**Exercise requirements**
Report each line of the data that has "Articolo" somewhere in it.

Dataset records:

+===+

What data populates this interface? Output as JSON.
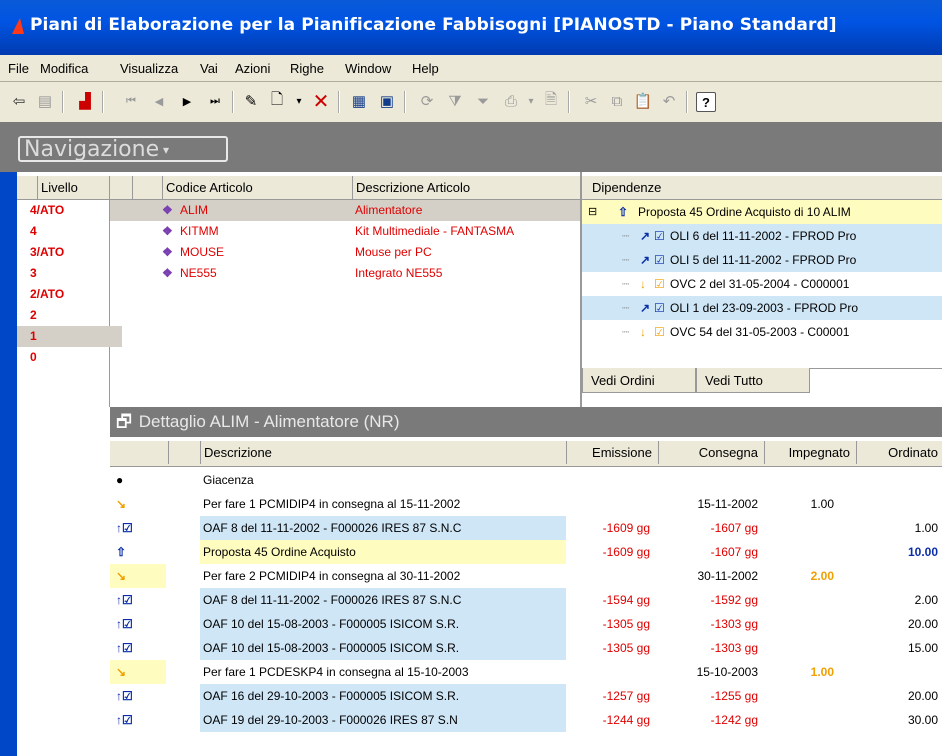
{
  "window": {
    "title": "Piani di Elaborazione per la Pianificazione Fabbisogni [PIANOSTD - Piano Standard]"
  },
  "menu": [
    {
      "label": "File",
      "u": "F",
      "rest": "ile"
    },
    {
      "label": "Modifica",
      "u": "",
      "rest": "Modifica"
    },
    {
      "label": "Visualizza",
      "u": "V",
      "rest": "isualizza"
    },
    {
      "label": "Vai",
      "u": "",
      "rest": "Vai"
    },
    {
      "label": "Azioni",
      "u": "A",
      "rest": "zioni"
    },
    {
      "label": "Righe",
      "u": "R",
      "rest": "ighe"
    },
    {
      "label": "Window",
      "u": "W",
      "rest": "indow"
    },
    {
      "label": "Help",
      "u": "H",
      "rest": "elp"
    }
  ],
  "toolbar": {
    "icons": [
      "exit-icon",
      "properties-icon",
      "signal-icon",
      "first-record-icon",
      "prev-record-icon",
      "next-record-icon",
      "last-record-icon",
      "edit-icon",
      "new-icon",
      "dropdown-arrow-icon",
      "delete-icon",
      "grid-view-icon",
      "form-view-icon",
      "refresh-icon",
      "filter-icon",
      "filter-funnel-icon",
      "print-icon",
      "print-dropdown-icon",
      "print-preview-icon",
      "cut-icon",
      "copy-icon",
      "paste-icon",
      "undo-icon",
      "help-icon"
    ]
  },
  "nav": {
    "label": "Navigazione"
  },
  "levels": {
    "header": "Livello",
    "items": [
      "4/ATO",
      "4",
      "3/ATO",
      "3",
      "2/ATO",
      "2",
      "1",
      "0"
    ],
    "selected_index": 6
  },
  "articles": {
    "headers": [
      "Codice Articolo",
      "Descrizione Articolo"
    ],
    "rows": [
      {
        "code": "ALIM",
        "desc": "Alimentatore"
      },
      {
        "code": "KITMM",
        "desc": "Kit Multimediale - FANTASMA"
      },
      {
        "code": "MOUSE",
        "desc": "Mouse per PC"
      },
      {
        "code": "NE555",
        "desc": "Integrato NE555"
      }
    ]
  },
  "dependencies": {
    "header": "Dipendenze",
    "root": "Proposta 45 Ordine Acquisto di 10 ALIM",
    "children": [
      {
        "text": "OLI 6 del 11-11-2002 - FPROD Pro",
        "type": "up"
      },
      {
        "text": "OLI 5 del 11-11-2002 - FPROD Pro",
        "type": "up"
      },
      {
        "text": "OVC 2 del 31-05-2004 - C000001",
        "type": "down"
      },
      {
        "text": "OLI 1 del 23-09-2003 - FPROD Pro",
        "type": "up"
      },
      {
        "text": "OVC 54 del 31-05-2003 - C00001",
        "type": "down"
      }
    ],
    "tabs": [
      "Vedi Ordini",
      "Vedi Tutto"
    ]
  },
  "detail": {
    "title": "Dettaglio ALIM - Alimentatore (NR)",
    "headers": [
      "Descrizione",
      "Emissione",
      "Consegna",
      "Impegnato",
      "Ordinato"
    ],
    "rows": [
      {
        "icon": "●",
        "desc": "Giacenza",
        "em": "",
        "co": "",
        "imp": "",
        "ord": "",
        "style": "plain"
      },
      {
        "icon": "↘",
        "desc": "Per fare 1 PCMIDIP4 in consegna al 15-11-2002",
        "em": "",
        "co": "15-11-2002",
        "imp": "1.00",
        "ord": "",
        "style": "plain"
      },
      {
        "icon": "↑☑",
        "desc": "OAF 8 del 11-11-2002 - F000026 IRES 87 S.N.C",
        "em": "-1609 gg",
        "co": "-1607 gg",
        "imp": "",
        "ord": "1.00",
        "style": "blue"
      },
      {
        "icon": "⇧",
        "desc": "Proposta 45 Ordine Acquisto",
        "em": "-1609 gg",
        "co": "-1607 gg",
        "imp": "",
        "ord": "10.00",
        "style": "yellow"
      },
      {
        "icon": "↘",
        "desc": "Per fare 2 PCMIDIP4 in consegna al 30-11-2002",
        "em": "",
        "co": "30-11-2002",
        "imp": "2.00",
        "ord": "",
        "style": "plain"
      },
      {
        "icon": "↑☑",
        "desc": "OAF 8 del 11-11-2002 - F000026 IRES 87 S.N.C",
        "em": "-1594 gg",
        "co": "-1592 gg",
        "imp": "",
        "ord": "2.00",
        "style": "blue"
      },
      {
        "icon": "↑☑",
        "desc": "OAF 10 del 15-08-2003 - F000005 ISICOM S.R.",
        "em": "-1305 gg",
        "co": "-1303 gg",
        "imp": "",
        "ord": "20.00",
        "style": "blue"
      },
      {
        "icon": "↑☑",
        "desc": "OAF 10 del 15-08-2003 - F000005 ISICOM S.R.",
        "em": "-1305 gg",
        "co": "-1303 gg",
        "imp": "",
        "ord": "15.00",
        "style": "blue"
      },
      {
        "icon": "↘",
        "desc": "Per fare 1 PCDESKP4 in consegna al 15-10-2003",
        "em": "",
        "co": "15-10-2003",
        "imp": "1.00",
        "ord": "",
        "style": "plain"
      },
      {
        "icon": "↑☑",
        "desc": "OAF 16 del 29-10-2003 - F000005 ISICOM S.R.",
        "em": "-1257 gg",
        "co": "-1255 gg",
        "imp": "",
        "ord": "20.00",
        "style": "blue"
      },
      {
        "icon": "↑☑",
        "desc": "OAF 19 del 29-10-2003 - F000026 IRES 87 S.N",
        "em": "-1244 gg",
        "co": "-1242 gg",
        "imp": "",
        "ord": "30.00",
        "style": "blue"
      }
    ]
  },
  "colors": {
    "accent_blue": "#0054e3",
    "row_blue": "#cfe6f7",
    "row_yellow": "#fffcc0",
    "red": "#e00000",
    "orange": "#f0a000"
  }
}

+===+

**Written response**
      "Codice Articolo",
      "Descrizione Articolo"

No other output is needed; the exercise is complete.